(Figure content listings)
+++
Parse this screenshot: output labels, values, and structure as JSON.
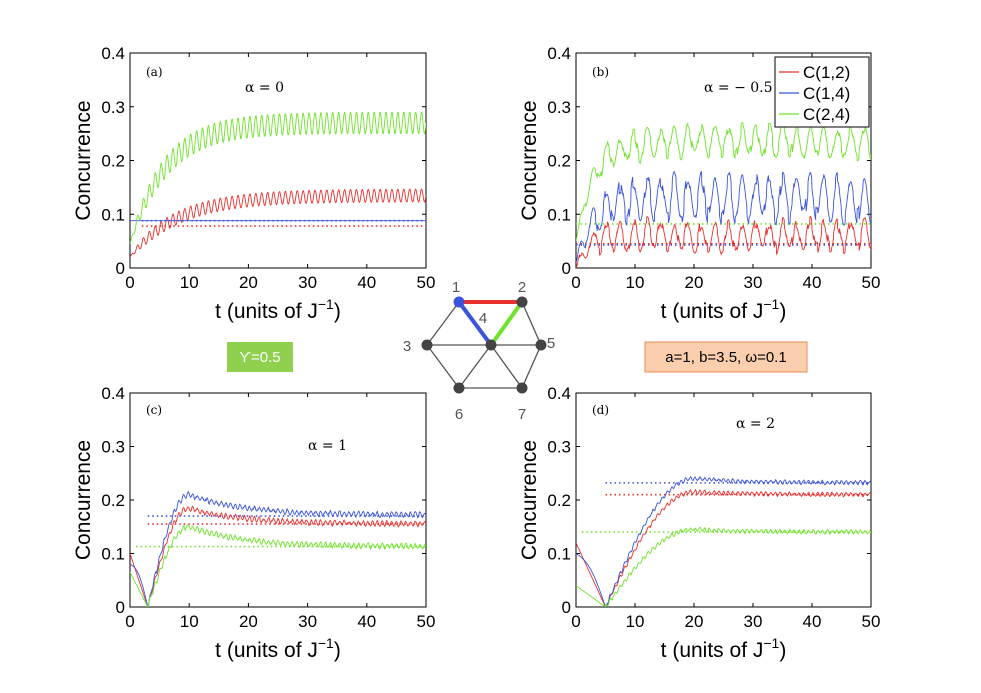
{
  "colors": {
    "c12": "#e8302d",
    "c14": "#3b55d9",
    "c24": "#6fe32a",
    "axis": "#000000"
  },
  "chart_data": [
    {
      "type": "line",
      "panel": "(a)",
      "alpha_text": "α = 0",
      "xlabel": "t (units of J",
      "xlabel_sup": "−1",
      "xlabel_end": ")",
      "ylabel": "Concurrence",
      "xlim": [
        0,
        50
      ],
      "ylim": [
        0,
        0.4
      ],
      "xticks": [
        "0",
        "10",
        "20",
        "30",
        "40",
        "50"
      ],
      "yticks": [
        "0",
        "0.1",
        "0.2",
        "0.3",
        "0.4"
      ],
      "legend": false,
      "series": [
        {
          "name": "C(1,2)",
          "color": "c12",
          "steady": 0.135,
          "start": 0.02,
          "tau": 8,
          "osc": 0.012,
          "period": 1.0,
          "delay": 0,
          "dip": 0,
          "dip_t": 0
        },
        {
          "name": "C(1,4)",
          "color": "c14",
          "steady": 0.088,
          "start": 0.088,
          "tau": 1,
          "osc": 0,
          "period": 1.0,
          "delay": 0,
          "dip": 0,
          "dip_t": 0
        },
        {
          "name": "C(2,4)",
          "color": "c24",
          "steady": 0.27,
          "start": 0.045,
          "tau": 6,
          "osc": 0.02,
          "period": 1.0,
          "delay": 0,
          "dip": 0,
          "dip_t": 0
        }
      ],
      "reference": [
        {
          "color": "c12",
          "value": 0.078,
          "x_from": 2
        },
        {
          "color": "c14",
          "value": 0.088,
          "x_from": 2
        }
      ]
    },
    {
      "type": "line",
      "panel": "(b)",
      "alpha_text": "α = − 0.5",
      "xlabel": "t (units of J",
      "xlabel_sup": "−1",
      "xlabel_end": ")",
      "ylabel": "Concurrence",
      "xlim": [
        0,
        50
      ],
      "ylim": [
        0,
        0.4
      ],
      "xticks": [
        "0",
        "10",
        "20",
        "30",
        "40",
        "50"
      ],
      "yticks": [
        "0",
        "0.1",
        "0.2",
        "0.3",
        "0.4"
      ],
      "legend": true,
      "series": [
        {
          "name": "C(1,2)",
          "color": "c12",
          "steady": 0.06,
          "start": 0.0,
          "tau": 2,
          "osc": 0.025,
          "period": 2.3,
          "delay": 0,
          "dip": 0,
          "dip_t": 0
        },
        {
          "name": "C(1,4)",
          "color": "c14",
          "steady": 0.13,
          "start": 0.01,
          "tau": 3,
          "osc": 0.035,
          "period": 2.3,
          "delay": 0,
          "dip": 0,
          "dip_t": 0
        },
        {
          "name": "C(2,4)",
          "color": "c24",
          "steady": 0.235,
          "start": 0.05,
          "tau": 3,
          "osc": 0.025,
          "period": 2.3,
          "delay": 0,
          "dip": 0,
          "dip_t": 0
        }
      ],
      "reference": [
        {
          "color": "c12",
          "value": 0.045,
          "x_from": 0
        },
        {
          "color": "c14",
          "value": 0.043,
          "x_from": 0
        },
        {
          "color": "c24",
          "value": 0.082,
          "x_from": 0
        }
      ]
    },
    {
      "type": "line",
      "panel": "(c)",
      "alpha_text": "α = 1",
      "xlabel": "t (units of J",
      "xlabel_sup": "−1",
      "xlabel_end": ")",
      "ylabel": "Concurrence",
      "xlim": [
        0,
        50
      ],
      "ylim": [
        0,
        0.4
      ],
      "xticks": [
        "0",
        "10",
        "20",
        "30",
        "40",
        "50"
      ],
      "yticks": [
        "0",
        "0.1",
        "0.2",
        "0.3",
        "0.4"
      ],
      "legend": false,
      "series": [
        {
          "name": "C(1,2)",
          "color": "c12",
          "steady": 0.155,
          "start": 0.1,
          "peak": 0.185,
          "peak_t": 10,
          "osc": 0.004,
          "period": 0.8,
          "dip_t": 3
        },
        {
          "name": "C(1,4)",
          "color": "c14",
          "steady": 0.172,
          "start": 0.08,
          "peak": 0.21,
          "peak_t": 10,
          "osc": 0.004,
          "period": 0.8,
          "dip_t": 3
        },
        {
          "name": "C(2,4)",
          "color": "c24",
          "steady": 0.113,
          "start": 0.065,
          "peak": 0.15,
          "peak_t": 10,
          "osc": 0.004,
          "period": 0.8,
          "dip_t": 3
        }
      ],
      "reference": [
        {
          "color": "c12",
          "value": 0.155,
          "x_from": 3
        },
        {
          "color": "c14",
          "value": 0.17,
          "x_from": 3
        },
        {
          "color": "c24",
          "value": 0.113,
          "x_from": 1
        }
      ]
    },
    {
      "type": "line",
      "panel": "(d)",
      "alpha_text": "α = 2",
      "xlabel": "t (units of J",
      "xlabel_sup": "−1",
      "xlabel_end": ")",
      "ylabel": "Concurrence",
      "xlim": [
        0,
        50
      ],
      "ylim": [
        0,
        0.4
      ],
      "xticks": [
        "0",
        "10",
        "20",
        "30",
        "40",
        "50"
      ],
      "yticks": [
        "0",
        "0.1",
        "0.2",
        "0.3",
        "0.4"
      ],
      "legend": false,
      "series": [
        {
          "name": "C(1,2)",
          "color": "c12",
          "steady": 0.21,
          "start": 0.12,
          "peak": 0.215,
          "peak_t": 20,
          "osc": 0.003,
          "period": 0.8,
          "dip_t": 5
        },
        {
          "name": "C(1,4)",
          "color": "c14",
          "steady": 0.232,
          "start": 0.1,
          "peak": 0.24,
          "peak_t": 20,
          "osc": 0.003,
          "period": 0.8,
          "dip_t": 5
        },
        {
          "name": "C(2,4)",
          "color": "c24",
          "steady": 0.14,
          "start": 0.04,
          "peak": 0.145,
          "peak_t": 20,
          "osc": 0.003,
          "period": 0.8,
          "dip_t": 5
        }
      ],
      "reference": [
        {
          "color": "c12",
          "value": 0.21,
          "x_from": 5
        },
        {
          "color": "c14",
          "value": 0.232,
          "x_from": 5
        },
        {
          "color": "c24",
          "value": 0.14,
          "x_from": 1
        }
      ]
    }
  ],
  "lattice": {
    "nodes": [
      "1",
      "2",
      "3",
      "4",
      "5",
      "6",
      "7"
    ],
    "bonds": [
      {
        "from": "1",
        "to": "2",
        "color": "c12"
      },
      {
        "from": "1",
        "to": "4",
        "color": "c14"
      },
      {
        "from": "2",
        "to": "4",
        "color": "c24"
      }
    ]
  },
  "info_boxes": {
    "gamma": "ϒ=0.5",
    "gamma_bg": "#8fd14f",
    "params": "a=1, b=3.5, ω=0.1",
    "params_bg": "#fbcfae",
    "params_border": "#e88b52"
  }
}
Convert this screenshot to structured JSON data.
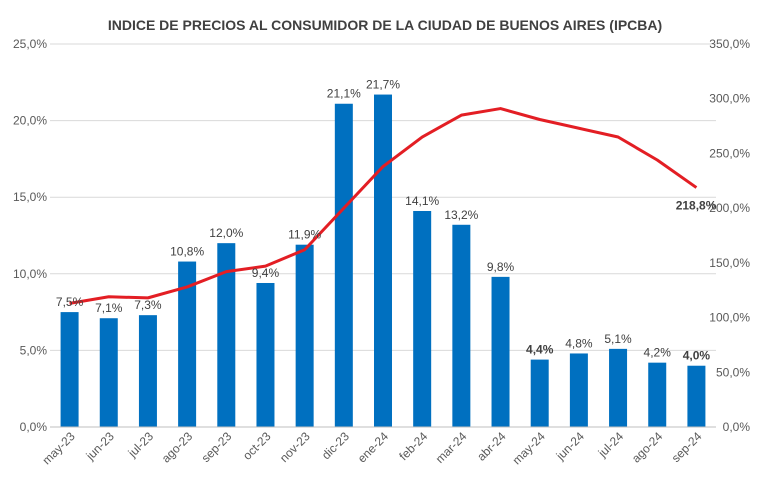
+++
Your goal: From the data above, gather every line that includes the word "start".

Written solution:
          "start": 0.02,
          "start": 0.088,
          "start": 0.045,
          "start": 0.0,
          "start": 0.01,
          "start": 0.05,
          "start": 0.1,
          "start": 0.08,
          "start": 0.065,
          "start": 0.12,
          "start": 0.1,
          "start": 0.04,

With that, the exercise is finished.